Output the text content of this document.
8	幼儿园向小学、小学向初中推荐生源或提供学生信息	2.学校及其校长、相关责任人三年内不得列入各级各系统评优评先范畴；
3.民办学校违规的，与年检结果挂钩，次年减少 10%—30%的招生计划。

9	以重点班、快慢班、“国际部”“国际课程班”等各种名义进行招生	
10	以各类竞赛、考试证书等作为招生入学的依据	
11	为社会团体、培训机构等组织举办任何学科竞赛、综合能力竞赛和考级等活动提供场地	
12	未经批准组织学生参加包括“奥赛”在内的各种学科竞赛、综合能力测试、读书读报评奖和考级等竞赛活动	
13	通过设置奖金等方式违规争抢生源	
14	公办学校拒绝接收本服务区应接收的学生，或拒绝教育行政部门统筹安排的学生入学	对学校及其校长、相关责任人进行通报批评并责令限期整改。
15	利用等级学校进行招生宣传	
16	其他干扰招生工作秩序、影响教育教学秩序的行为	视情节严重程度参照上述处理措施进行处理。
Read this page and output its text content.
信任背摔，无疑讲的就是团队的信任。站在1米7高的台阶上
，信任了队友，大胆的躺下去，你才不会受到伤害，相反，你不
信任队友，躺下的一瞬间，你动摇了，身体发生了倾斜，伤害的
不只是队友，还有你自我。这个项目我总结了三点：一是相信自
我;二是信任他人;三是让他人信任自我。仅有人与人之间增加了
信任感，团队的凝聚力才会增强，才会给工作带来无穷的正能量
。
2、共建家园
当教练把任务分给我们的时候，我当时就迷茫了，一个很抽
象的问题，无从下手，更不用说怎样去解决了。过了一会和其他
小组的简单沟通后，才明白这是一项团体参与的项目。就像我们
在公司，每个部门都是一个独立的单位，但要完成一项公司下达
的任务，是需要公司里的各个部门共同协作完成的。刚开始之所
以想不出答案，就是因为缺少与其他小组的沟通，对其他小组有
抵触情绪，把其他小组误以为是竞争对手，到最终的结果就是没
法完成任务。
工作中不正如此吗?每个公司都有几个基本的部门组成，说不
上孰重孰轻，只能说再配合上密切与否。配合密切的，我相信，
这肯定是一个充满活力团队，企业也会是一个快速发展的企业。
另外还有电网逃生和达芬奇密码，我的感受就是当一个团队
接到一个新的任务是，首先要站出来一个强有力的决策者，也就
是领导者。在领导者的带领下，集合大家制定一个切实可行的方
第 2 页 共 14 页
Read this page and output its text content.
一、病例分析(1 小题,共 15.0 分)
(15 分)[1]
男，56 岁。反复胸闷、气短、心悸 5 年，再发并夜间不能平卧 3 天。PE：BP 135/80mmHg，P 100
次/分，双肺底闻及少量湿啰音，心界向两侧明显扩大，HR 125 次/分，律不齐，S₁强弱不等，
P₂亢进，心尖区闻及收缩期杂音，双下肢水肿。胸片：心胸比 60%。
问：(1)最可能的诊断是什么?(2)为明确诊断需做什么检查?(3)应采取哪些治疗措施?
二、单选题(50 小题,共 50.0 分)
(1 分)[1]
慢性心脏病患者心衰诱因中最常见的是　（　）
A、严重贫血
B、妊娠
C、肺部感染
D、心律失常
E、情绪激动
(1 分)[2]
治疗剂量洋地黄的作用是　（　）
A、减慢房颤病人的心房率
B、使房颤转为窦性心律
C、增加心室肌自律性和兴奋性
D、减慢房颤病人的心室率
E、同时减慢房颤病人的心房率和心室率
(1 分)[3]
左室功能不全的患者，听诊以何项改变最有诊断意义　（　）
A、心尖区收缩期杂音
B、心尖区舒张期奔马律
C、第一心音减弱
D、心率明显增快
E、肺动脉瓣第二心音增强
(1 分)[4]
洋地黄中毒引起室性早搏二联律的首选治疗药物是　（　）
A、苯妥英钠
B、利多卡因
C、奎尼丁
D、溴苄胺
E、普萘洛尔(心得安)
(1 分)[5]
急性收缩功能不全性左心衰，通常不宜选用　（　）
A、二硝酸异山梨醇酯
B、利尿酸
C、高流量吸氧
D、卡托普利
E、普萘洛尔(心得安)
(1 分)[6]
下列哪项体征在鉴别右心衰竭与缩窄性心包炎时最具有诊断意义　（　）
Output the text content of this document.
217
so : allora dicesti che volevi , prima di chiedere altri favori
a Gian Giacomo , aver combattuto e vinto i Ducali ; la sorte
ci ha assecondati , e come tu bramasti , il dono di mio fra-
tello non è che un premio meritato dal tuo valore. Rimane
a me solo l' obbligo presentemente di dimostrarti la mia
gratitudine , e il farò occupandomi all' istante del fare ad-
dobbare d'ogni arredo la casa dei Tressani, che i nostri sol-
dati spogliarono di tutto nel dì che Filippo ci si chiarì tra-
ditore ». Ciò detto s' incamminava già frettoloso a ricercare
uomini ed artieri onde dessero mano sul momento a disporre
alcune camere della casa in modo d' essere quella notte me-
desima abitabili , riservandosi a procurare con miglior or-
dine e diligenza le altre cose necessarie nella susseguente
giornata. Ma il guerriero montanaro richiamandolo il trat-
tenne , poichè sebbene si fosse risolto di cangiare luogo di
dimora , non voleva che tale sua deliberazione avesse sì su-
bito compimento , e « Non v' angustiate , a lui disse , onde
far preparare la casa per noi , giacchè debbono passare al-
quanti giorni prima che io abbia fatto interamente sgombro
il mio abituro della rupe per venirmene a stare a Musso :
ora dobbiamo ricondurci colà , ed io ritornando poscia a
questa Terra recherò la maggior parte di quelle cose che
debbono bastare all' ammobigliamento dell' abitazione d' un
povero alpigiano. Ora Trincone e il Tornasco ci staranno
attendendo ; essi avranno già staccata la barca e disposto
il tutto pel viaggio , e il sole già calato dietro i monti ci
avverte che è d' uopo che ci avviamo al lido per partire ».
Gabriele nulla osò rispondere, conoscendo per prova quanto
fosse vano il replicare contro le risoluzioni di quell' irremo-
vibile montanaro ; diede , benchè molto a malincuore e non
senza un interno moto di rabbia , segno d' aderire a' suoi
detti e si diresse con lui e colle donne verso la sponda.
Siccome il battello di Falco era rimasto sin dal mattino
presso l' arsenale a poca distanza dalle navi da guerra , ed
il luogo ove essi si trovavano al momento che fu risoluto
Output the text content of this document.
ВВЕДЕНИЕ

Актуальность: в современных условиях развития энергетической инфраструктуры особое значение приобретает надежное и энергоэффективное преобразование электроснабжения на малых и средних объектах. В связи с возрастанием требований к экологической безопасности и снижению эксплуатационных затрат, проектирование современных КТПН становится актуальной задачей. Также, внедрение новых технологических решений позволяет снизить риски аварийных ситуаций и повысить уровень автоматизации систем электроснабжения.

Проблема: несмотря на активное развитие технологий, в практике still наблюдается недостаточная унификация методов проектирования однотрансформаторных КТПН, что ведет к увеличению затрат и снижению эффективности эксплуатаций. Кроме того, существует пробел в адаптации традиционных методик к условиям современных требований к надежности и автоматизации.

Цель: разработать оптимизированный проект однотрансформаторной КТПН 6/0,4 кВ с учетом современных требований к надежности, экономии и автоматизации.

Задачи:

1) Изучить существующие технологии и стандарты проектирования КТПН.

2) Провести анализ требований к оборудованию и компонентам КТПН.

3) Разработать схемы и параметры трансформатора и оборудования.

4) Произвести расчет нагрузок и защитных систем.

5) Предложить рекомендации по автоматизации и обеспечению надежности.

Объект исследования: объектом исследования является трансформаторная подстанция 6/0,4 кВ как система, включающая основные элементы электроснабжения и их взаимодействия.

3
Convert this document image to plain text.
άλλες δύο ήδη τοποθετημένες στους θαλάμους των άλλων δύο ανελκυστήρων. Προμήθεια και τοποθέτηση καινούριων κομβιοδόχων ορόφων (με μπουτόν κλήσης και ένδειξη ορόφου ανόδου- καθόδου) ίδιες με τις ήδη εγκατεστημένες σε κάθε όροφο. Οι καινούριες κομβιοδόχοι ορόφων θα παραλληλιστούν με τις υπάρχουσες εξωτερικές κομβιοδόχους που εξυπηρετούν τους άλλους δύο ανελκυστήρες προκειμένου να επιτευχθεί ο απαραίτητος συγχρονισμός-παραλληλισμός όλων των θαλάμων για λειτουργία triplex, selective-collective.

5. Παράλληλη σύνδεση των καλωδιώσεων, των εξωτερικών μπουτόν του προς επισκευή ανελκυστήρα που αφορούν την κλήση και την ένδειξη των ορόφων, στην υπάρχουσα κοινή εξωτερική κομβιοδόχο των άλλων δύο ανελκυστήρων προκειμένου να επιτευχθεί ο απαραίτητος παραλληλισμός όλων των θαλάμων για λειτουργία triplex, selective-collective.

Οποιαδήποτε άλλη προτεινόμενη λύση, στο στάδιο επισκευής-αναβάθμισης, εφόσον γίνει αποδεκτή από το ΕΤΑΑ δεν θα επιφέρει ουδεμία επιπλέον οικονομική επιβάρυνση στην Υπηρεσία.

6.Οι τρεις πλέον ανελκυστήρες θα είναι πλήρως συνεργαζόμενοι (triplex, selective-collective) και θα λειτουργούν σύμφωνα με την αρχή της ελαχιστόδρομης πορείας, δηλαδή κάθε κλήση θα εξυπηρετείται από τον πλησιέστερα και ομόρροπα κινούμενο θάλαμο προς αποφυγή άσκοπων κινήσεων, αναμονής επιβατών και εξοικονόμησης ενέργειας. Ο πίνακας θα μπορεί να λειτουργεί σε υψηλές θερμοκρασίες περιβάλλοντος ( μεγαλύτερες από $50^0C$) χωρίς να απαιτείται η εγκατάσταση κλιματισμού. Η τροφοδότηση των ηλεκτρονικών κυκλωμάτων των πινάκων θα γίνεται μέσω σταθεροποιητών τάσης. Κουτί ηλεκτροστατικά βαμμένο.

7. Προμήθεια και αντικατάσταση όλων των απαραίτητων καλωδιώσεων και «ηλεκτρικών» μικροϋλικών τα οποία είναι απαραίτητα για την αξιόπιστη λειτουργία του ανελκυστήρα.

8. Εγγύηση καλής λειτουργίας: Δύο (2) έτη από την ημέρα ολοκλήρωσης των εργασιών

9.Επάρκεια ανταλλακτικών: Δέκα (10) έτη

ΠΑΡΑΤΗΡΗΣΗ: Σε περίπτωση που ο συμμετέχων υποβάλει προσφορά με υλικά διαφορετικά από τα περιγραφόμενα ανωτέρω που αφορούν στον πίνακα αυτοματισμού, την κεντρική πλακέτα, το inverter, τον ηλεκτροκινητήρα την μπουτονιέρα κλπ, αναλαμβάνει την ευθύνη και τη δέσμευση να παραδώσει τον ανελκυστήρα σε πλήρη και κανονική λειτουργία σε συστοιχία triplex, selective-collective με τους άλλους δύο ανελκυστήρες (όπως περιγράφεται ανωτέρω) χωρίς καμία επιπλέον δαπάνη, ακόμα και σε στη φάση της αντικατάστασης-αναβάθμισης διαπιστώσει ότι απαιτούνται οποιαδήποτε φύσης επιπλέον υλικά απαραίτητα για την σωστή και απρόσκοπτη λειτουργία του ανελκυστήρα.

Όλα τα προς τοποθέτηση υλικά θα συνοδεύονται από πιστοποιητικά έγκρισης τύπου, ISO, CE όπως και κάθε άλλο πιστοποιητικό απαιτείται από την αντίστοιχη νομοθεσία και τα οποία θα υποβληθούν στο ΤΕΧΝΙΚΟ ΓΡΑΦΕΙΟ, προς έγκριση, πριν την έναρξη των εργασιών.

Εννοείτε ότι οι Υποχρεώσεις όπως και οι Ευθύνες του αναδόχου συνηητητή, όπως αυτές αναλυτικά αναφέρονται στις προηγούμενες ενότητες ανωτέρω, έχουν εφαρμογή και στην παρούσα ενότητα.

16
☆ ☆ ☆ ☆ ☆ ☆ ☆
=== WHAT THE EXERCISE ASKS ===
Using the data above, copy each line that contains "απαραίτητος".

=== REPLY ===
άλλες δύο ήδη τοποθετημένες στους θαλάμους των άλλων δύο ανελκυστήρων. Προμήθεια και τοποθέτηση καινούριων κομβιοδόχων ορόφων (με μπουτόν κλήσης και ένδειξη ορόφου ανόδου- καθόδου) ίδιες με τις ήδη εγκατεστημένες σε κάθε όροφο. Οι καινούριες κομβιοδόχοι ορόφων θα παραλληλιστούν με τις υπάρχουσες εξωτερικές κομβιοδόχους που εξυπηρετούν τους άλλους δύο ανελκυστήρες προκειμένου να επιτευχθεί ο απαραίτητος συγχρονισμός-παραλληλισμός όλων των θαλάμων για λειτουργία triplex, selective-collective.
5. Παράλληλη σύνδεση των καλωδιώσεων, των εξωτερικών μπουτόν του προς επισκευή ανελκυστήρα που αφορούν την κλήση και την ένδειξη των ορόφων, στην υπάρχουσα κοινή εξωτερική κομβιοδόχο των άλλων δύο ανελκυστήρων προκειμένου να επιτευχθεί ο απαραίτητος παραλληλισμός όλων των θαλάμων για λειτουργία triplex, selective-collective.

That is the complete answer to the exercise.